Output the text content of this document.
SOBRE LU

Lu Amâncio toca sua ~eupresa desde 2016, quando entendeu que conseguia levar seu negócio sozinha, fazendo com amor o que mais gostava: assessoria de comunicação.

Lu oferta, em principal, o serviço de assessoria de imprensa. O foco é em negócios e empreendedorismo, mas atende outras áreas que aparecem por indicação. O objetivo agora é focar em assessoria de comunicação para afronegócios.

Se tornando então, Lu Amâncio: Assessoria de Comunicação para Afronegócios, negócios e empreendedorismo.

□ □ □

◆ **DESCRIPTION OF THE TASK**: Reproduce all the records precisely.

◆ **EXERCISE SOLUTION**:
Output the text content of this document.
SOBRE LU

Lu Amâncio toca sua ~eupresa desde 2016, quando entendeu que conseguia levar seu negócio sozinha, fazendo com amor o que mais gostava: assessoria de comunicação.

Lu oferta, em principal, o serviço de assessoria de imprensa. O foco é em negócios e empreendedorismo, mas atende outras áreas que aparecem por indicação. O objetivo agora é focar em assessoria de comunicação para afronegócios.

Se tornando então, Lu Amâncio: Assessoria de Comunicação para Afronegócios, negócios e empreendedorismo.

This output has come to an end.